# Do this
Find and return each line containing "Exports".

# Provided entries
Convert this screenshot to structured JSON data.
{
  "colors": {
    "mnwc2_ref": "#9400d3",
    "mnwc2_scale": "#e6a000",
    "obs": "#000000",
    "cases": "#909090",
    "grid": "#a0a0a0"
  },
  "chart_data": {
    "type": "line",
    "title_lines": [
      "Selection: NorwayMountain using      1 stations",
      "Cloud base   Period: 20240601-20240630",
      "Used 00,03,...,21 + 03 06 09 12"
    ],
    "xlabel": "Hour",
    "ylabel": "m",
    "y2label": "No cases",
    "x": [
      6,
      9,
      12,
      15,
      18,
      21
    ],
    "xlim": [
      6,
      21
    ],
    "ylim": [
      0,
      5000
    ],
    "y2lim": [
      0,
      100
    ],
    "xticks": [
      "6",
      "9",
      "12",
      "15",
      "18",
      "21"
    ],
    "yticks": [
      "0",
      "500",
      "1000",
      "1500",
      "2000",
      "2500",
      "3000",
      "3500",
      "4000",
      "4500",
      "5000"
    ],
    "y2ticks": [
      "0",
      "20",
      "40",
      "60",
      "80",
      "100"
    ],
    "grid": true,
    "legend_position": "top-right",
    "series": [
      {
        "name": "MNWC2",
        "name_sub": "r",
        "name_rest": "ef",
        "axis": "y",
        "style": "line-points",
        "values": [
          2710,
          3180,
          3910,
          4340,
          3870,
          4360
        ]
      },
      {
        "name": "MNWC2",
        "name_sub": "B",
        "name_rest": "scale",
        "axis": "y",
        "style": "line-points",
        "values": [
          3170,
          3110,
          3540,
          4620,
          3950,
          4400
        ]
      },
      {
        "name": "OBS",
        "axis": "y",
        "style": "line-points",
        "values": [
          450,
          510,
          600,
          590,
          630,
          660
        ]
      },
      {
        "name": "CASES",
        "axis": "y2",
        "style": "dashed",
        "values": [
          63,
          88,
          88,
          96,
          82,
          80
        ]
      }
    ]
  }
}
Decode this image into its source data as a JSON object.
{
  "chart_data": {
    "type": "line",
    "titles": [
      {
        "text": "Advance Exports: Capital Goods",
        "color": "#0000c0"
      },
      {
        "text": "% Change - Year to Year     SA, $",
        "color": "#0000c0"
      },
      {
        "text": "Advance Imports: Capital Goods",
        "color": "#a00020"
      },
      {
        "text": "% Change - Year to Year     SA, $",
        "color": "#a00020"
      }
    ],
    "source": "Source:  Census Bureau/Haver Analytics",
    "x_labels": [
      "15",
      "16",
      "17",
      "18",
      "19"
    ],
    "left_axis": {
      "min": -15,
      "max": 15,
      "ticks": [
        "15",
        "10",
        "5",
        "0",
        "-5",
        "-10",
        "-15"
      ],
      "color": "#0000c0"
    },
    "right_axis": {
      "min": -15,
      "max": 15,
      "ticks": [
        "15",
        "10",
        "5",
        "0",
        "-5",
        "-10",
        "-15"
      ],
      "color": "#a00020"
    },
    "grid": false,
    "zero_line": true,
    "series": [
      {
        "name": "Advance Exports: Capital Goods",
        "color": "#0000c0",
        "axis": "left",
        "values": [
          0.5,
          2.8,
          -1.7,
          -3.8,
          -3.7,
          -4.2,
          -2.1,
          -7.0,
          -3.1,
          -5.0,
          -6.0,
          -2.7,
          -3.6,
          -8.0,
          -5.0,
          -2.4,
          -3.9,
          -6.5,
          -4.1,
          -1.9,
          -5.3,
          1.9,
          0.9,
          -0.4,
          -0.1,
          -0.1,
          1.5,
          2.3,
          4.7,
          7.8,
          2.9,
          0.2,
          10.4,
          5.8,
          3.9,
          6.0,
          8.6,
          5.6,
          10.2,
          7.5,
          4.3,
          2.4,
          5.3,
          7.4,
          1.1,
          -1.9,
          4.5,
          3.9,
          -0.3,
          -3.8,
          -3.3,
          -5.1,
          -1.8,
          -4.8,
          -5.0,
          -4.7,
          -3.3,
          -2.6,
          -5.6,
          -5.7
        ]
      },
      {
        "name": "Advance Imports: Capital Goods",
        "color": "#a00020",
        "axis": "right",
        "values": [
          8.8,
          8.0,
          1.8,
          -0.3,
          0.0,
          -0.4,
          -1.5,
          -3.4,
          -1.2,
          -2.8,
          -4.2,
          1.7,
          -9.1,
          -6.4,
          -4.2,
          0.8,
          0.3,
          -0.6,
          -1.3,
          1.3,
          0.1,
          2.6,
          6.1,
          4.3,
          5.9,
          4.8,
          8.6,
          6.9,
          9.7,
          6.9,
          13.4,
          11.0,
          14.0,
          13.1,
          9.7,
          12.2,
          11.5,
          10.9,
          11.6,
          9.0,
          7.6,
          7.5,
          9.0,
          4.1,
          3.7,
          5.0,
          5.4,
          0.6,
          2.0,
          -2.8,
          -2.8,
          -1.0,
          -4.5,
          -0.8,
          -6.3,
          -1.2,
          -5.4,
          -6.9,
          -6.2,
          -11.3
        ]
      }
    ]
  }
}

# Solution to this exercise
        "text": "Advance Exports: Capital Goods",
        "name": "Advance Exports: Capital Goods",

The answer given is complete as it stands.